### Prompt
Below is a listing; copy all of it exactly.

Source records
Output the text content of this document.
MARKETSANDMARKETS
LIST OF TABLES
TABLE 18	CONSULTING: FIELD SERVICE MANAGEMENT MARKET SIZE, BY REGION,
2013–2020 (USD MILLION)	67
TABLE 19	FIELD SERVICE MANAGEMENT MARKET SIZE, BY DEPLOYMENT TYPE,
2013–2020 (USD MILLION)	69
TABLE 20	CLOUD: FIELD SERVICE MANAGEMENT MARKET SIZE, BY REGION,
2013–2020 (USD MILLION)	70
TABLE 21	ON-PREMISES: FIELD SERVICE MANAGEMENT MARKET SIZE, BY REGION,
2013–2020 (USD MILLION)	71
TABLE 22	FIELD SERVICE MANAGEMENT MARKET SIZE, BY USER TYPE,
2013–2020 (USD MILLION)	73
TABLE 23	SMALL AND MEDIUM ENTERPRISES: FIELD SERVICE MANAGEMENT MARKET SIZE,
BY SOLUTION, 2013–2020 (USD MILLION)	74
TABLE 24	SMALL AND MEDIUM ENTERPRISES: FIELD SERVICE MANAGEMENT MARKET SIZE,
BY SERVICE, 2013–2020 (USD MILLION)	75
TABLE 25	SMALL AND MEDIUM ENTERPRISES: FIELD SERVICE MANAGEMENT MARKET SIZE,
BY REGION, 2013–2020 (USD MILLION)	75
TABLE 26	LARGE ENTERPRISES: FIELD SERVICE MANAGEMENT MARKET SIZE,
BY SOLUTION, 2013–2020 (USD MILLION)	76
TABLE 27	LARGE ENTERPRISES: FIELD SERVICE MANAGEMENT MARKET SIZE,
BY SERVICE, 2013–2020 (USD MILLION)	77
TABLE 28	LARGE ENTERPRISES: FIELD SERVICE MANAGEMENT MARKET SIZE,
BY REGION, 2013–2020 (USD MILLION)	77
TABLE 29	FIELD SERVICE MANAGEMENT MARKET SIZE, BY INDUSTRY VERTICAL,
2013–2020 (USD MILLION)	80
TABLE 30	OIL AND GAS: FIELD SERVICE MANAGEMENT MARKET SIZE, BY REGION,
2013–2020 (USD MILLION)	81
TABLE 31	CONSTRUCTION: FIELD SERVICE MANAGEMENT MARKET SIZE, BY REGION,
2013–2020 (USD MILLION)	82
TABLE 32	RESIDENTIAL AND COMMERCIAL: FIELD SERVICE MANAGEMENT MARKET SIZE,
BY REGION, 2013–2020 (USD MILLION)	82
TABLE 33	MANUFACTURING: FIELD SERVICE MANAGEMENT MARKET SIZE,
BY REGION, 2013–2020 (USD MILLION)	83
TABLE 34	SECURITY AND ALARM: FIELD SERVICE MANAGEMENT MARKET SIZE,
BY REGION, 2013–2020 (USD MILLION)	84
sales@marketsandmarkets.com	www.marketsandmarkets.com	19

### Exercise response
Output the text content of this document.
MARKETSANDMARKETS
LIST OF TABLES
TABLE 18	CONSULTING: FIELD SERVICE MANAGEMENT MARKET SIZE, BY REGION,
2013–2020 (USD MILLION)	67
TABLE 19	FIELD SERVICE MANAGEMENT MARKET SIZE, BY DEPLOYMENT TYPE,
2013–2020 (USD MILLION)	69
TABLE 20	CLOUD: FIELD SERVICE MANAGEMENT MARKET SIZE, BY REGION,
2013–2020 (USD MILLION)	70
TABLE 21	ON-PREMISES: FIELD SERVICE MANAGEMENT MARKET SIZE, BY REGION,
2013–2020 (USD MILLION)	71
TABLE 22	FIELD SERVICE MANAGEMENT MARKET SIZE, BY USER TYPE,
2013–2020 (USD MILLION)	73
TABLE 23	SMALL AND MEDIUM ENTERPRISES: FIELD SERVICE MANAGEMENT MARKET SIZE,
BY SOLUTION, 2013–2020 (USD MILLION)	74
TABLE 24	SMALL AND MEDIUM ENTERPRISES: FIELD SERVICE MANAGEMENT MARKET SIZE,
BY SERVICE, 2013–2020 (USD MILLION)	75
TABLE 25	SMALL AND MEDIUM ENTERPRISES: FIELD SERVICE MANAGEMENT MARKET SIZE,
BY REGION, 2013–2020 (USD MILLION)	75
TABLE 26	LARGE ENTERPRISES: FIELD SERVICE MANAGEMENT MARKET SIZE,
BY SOLUTION, 2013–2020 (USD MILLION)	76
TABLE 27	LARGE ENTERPRISES: FIELD SERVICE MANAGEMENT MARKET SIZE,
BY SERVICE, 2013–2020 (USD MILLION)	77
TABLE 28	LARGE ENTERPRISES: FIELD SERVICE MANAGEMENT MARKET SIZE,
BY REGION, 2013–2020 (USD MILLION)	77
TABLE 29	FIELD SERVICE MANAGEMENT MARKET SIZE, BY INDUSTRY VERTICAL,
2013–2020 (USD MILLION)	80
TABLE 30	OIL AND GAS: FIELD SERVICE MANAGEMENT MARKET SIZE, BY REGION,
2013–2020 (USD MILLION)	81
TABLE 31	CONSTRUCTION: FIELD SERVICE MANAGEMENT MARKET SIZE, BY REGION,
2013–2020 (USD MILLION)	82
TABLE 32	RESIDENTIAL AND COMMERCIAL: FIELD SERVICE MANAGEMENT MARKET SIZE,
BY REGION, 2013–2020 (USD MILLION)	82
TABLE 33	MANUFACTURING: FIELD SERVICE MANAGEMENT MARKET SIZE,
BY REGION, 2013–2020 (USD MILLION)	83
TABLE 34	SECURITY AND ALARM: FIELD SERVICE MANAGEMENT MARKET SIZE,
BY REGION, 2013–2020 (USD MILLION)	84
sales@marketsandmarkets.com	www.marketsandmarkets.com	19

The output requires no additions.